_WRITTEN INSTRUCTION_
Copy out every line of the material below word for word, leaving out the pictures.

_SUPPLIED DATA_
────────────────────────────────────────

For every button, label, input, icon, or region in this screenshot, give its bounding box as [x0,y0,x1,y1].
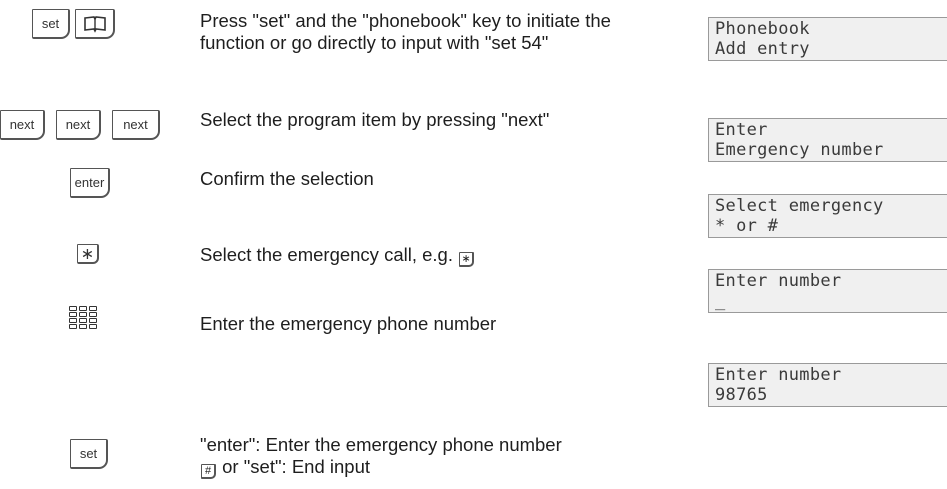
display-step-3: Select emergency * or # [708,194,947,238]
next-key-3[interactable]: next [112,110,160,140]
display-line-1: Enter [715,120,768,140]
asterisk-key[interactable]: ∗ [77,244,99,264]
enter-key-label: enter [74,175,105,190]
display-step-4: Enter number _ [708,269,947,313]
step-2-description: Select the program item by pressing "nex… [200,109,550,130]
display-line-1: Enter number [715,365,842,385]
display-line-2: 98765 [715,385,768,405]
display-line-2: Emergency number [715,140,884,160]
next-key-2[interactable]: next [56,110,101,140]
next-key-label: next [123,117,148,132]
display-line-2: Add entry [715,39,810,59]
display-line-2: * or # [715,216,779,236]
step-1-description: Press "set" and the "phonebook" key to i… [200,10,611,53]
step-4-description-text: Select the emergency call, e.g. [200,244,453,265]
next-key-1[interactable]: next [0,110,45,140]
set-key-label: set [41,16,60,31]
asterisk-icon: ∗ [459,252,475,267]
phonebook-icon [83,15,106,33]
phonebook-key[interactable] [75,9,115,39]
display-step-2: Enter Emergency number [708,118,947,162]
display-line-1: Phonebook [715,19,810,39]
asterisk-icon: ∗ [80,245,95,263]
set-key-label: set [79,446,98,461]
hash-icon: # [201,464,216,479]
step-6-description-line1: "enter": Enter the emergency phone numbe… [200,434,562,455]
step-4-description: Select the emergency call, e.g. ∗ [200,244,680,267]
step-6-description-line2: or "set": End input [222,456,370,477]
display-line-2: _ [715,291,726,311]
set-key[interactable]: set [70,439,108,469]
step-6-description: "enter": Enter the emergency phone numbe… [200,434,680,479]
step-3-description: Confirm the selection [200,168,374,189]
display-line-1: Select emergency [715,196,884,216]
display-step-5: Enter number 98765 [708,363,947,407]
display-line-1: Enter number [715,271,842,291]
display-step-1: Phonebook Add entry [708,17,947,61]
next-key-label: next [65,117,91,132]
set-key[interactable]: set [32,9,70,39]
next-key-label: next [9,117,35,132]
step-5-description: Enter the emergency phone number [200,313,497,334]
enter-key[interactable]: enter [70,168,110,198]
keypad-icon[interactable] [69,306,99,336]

────────────────────────────────────────

_OUTPUT BELOW_
For every button, label, input, icon, or region in this screenshot, give its bounding box as [x0,y0,x1,y1].
display-step-3: Select emergency * or # [708,194,947,238]
next-key-3[interactable]: next [112,110,160,140]
display-line-1: Enter [715,120,768,140]
asterisk-key[interactable]: ∗ [77,244,99,264]
enter-key-label: enter [74,175,105,190]
display-step-4: Enter number _ [708,269,947,313]
step-2-description: Select the program item by pressing "nex… [200,109,550,130]
display-line-1: Enter number [715,365,842,385]
display-line-2: 98765 [715,385,768,405]
display-line-2: Emergency number [715,140,884,160]
next-key-2[interactable]: next [56,110,101,140]
next-key-label: next [123,117,148,132]
display-line-2: Add entry [715,39,810,59]
display-line-2: * or # [715,216,779,236]
step-1-description: Press "set" and the "phonebook" key to i… [200,10,611,53]
step-4-description-text: Select the emergency call, e.g. [200,244,453,265]
next-key-1[interactable]: next [0,110,45,140]
set-key-label: set [41,16,60,31]
asterisk-icon: ∗ [459,252,475,267]
phonebook-icon [83,15,106,33]
phonebook-key[interactable] [75,9,115,39]
display-step-2: Enter Emergency number [708,118,947,162]
display-line-1: Phonebook [715,19,810,39]
asterisk-icon: ∗ [80,245,95,263]
set-key-label: set [79,446,98,461]
hash-icon: # [201,464,216,479]
step-6-description-line1: "enter": Enter the emergency phone numbe… [200,434,562,455]
step-4-description: Select the emergency call, e.g. ∗ [200,244,680,267]
step-6-description-line2: or "set": End input [222,456,370,477]
display-line-2: _ [715,291,726,311]
set-key[interactable]: set [70,439,108,469]
step-6-description: "enter": Enter the emergency phone numbe… [200,434,680,479]
step-3-description: Confirm the selection [200,168,374,189]
display-line-1: Select emergency [715,196,884,216]
display-step-5: Enter number 98765 [708,363,947,407]
display-line-1: Enter number [715,271,842,291]
display-step-1: Phonebook Add entry [708,17,947,61]
next-key-label: next [65,117,91,132]
set-key[interactable]: set [32,9,70,39]
next-key-label: next [9,117,35,132]
step-5-description: Enter the emergency phone number [200,313,497,334]
enter-key[interactable]: enter [70,168,110,198]
keypad-icon[interactable] [69,306,99,336]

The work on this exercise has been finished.